### OBJECTIVE
Only a number is required: how many lines of the material contain the word "this"?

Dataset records
◆ ◆ ◆

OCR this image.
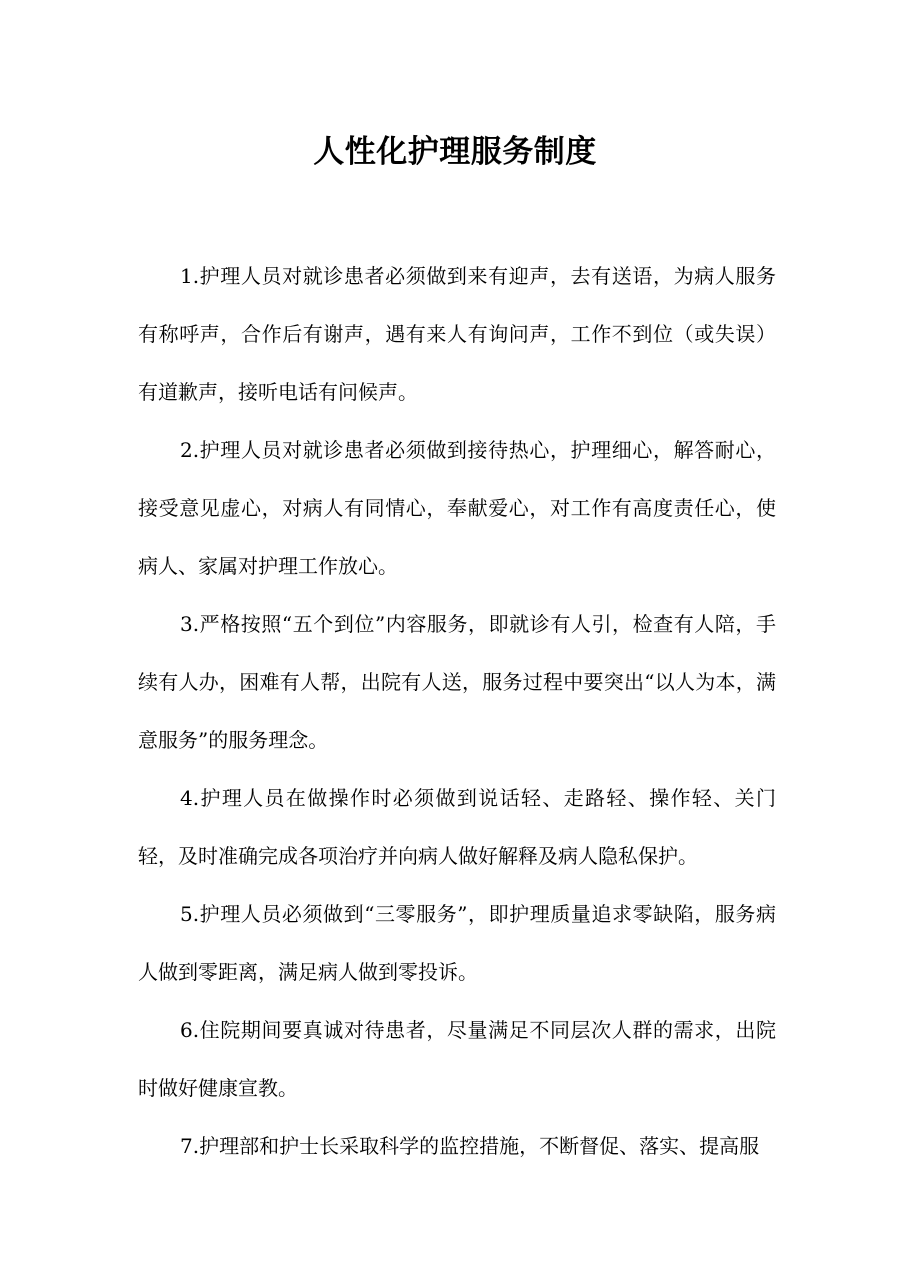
人性化护理服务制度

1.护理人员对就诊患者必须做到来有迎声，去有送语，为病人服务有称呼声，合作后有谢声，遇有来人有询问声，工作不到位（或失误）有道歉声，接听电话有问候声。

2.护理人员对就诊患者必须做到接待热心，护理细心，解答耐心，接受意见虚心，对病人有同情心，奉献爱心，对工作有高度责任心，使病人、家属对护理工作放心。

3.严格按照“五个到位”内容服务，即就诊有人引，检查有人陪，手续有人办，困难有人帮，出院有人送，服务过程中要突出“以人为本，满意服务”的服务理念。

4.护理人员在做操作时必须做到说话轻、走路轻、操作轻、关门轻，及时准确完成各项治疗并向病人做好解释及病人隐私保护。

5.护理人员必须做到“三零服务”，即护理质量追求零缺陷，服务病人做到零距离，满足病人做到零投诉。

6.住院期间要真诚对待患者，尽量满足不同层次人群的需求，出院时做好健康宣教。

7.护理部和护士长采取科学的监控措施，不断督促、落实、提高服
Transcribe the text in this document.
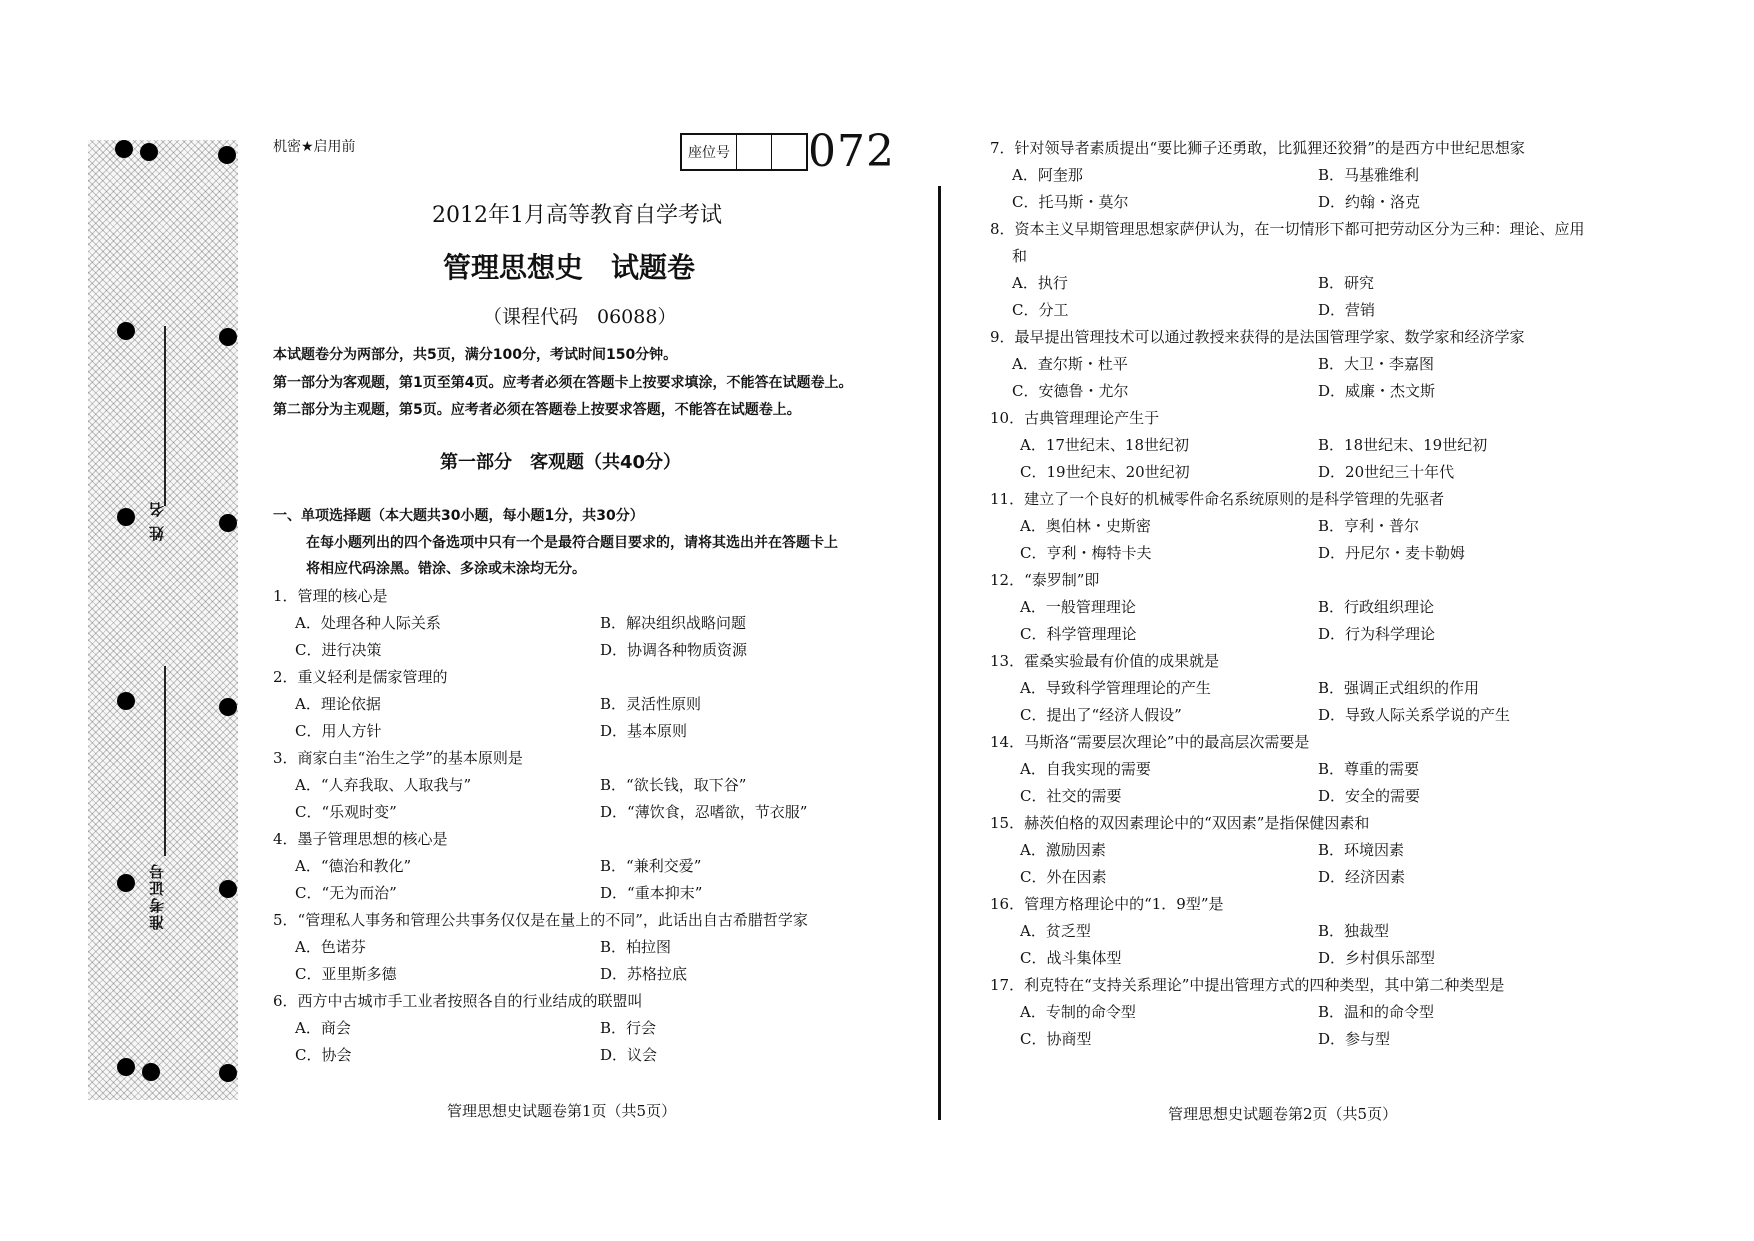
姓 名
准考证号
机密★启用前	座位号 072
2012年1月高等教育自学考试
管理思想史　试题卷
（课程代码　06088）
本试题卷分为两部分，共5页，满分100分，考试时间150分钟。
第一部分为客观题，第1页至第4页。应考者必须在答题卡上按要求填涂，不能答在试题卷上。
第二部分为主观题，第5页。应考者必须在答题卷上按要求答题，不能答在试题卷上。
第一部分　客观题（共40分）
一、单项选择题（本大题共30小题，每小题1分，共30分）
在每小题列出的四个备选项中只有一个是最符合题目要求的，请将其选出并在答题卡上
将相应代码涂黑。错涂、多涂或未涂均无分。
1．管理的核心是
A．处理各种人际关系	B．解决组织战略问题
C．进行决策	D．协调各种物质资源
2．重义轻利是儒家管理的
A．理论依据	B．灵活性原则
C．用人方针	D．基本原则
3．商家白圭“治生之学”的基本原则是
A．“人弃我取、人取我与”	B．“欲长钱，取下谷”
C．“乐观时变”	D．“薄饮食，忍嗜欲，节衣服”
4．墨子管理思想的核心是
A．“德治和教化”	B．“兼利交爱”
C．“无为而治”	D．“重本抑末”
5．“管理私人事务和管理公共事务仅仅是在量上的不同”，此话出自古希腊哲学家
A．色诺芬	B．柏拉图
C．亚里斯多德	D．苏格拉底
6．西方中古城市手工业者按照各自的行业结成的联盟叫
A．商会	B．行会
C．协会	D．议会
管理思想史试题卷第1页（共5页）
7．针对领导者素质提出“要比狮子还勇敢，比狐狸还狡猾”的是西方中世纪思想家
A．阿奎那	B．马基雅维利
C．托马斯・莫尔	D．约翰・洛克
8．资本主义早期管理思想家萨伊认为，在一切情形下都可把劳动区分为三种：理论、应用
和
A．执行	B．研究
C．分工	D．营销
9．最早提出管理技术可以通过教授来获得的是法国管理学家、数学家和经济学家
A．查尔斯・杜平	B．大卫・李嘉图
C．安德鲁・尤尔	D．威廉・杰文斯
10．古典管理理论产生于
A．17世纪末、18世纪初	B．18世纪末、19世纪初
C．19世纪末、20世纪初	D．20世纪三十年代
11．建立了一个良好的机械零件命名系统原则的是科学管理的先驱者
A．奥伯林・史斯密	B．亨利・普尔
C．亨利・梅特卡夫	D．丹尼尔・麦卡勒姆
12．“泰罗制”即
A．一般管理理论	B．行政组织理论
C．科学管理理论	D．行为科学理论
13．霍桑实验最有价值的成果就是
A．导致科学管理理论的产生	B．强调正式组织的作用
C．提出了“经济人假设”	D．导致人际关系学说的产生
14．马斯洛“需要层次理论”中的最高层次需要是
A．自我实现的需要	B．尊重的需要
C．社交的需要	D．安全的需要
15．赫茨伯格的双因素理论中的“双因素”是指保健因素和
A．激励因素	B．环境因素
C．外在因素	D．经济因素
16．管理方格理论中的“1．9型”是
A．贫乏型	B．独裁型
C．战斗集体型	D．乡村俱乐部型
17．利克特在“支持关系理论”中提出管理方式的四种类型，其中第二种类型是
A．专制的命令型	B．温和的命令型
C．协商型	D．参与型
管理思想史试题卷第2页（共5页）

◆ ◆ ◆

### COMPLETE ANSWER
2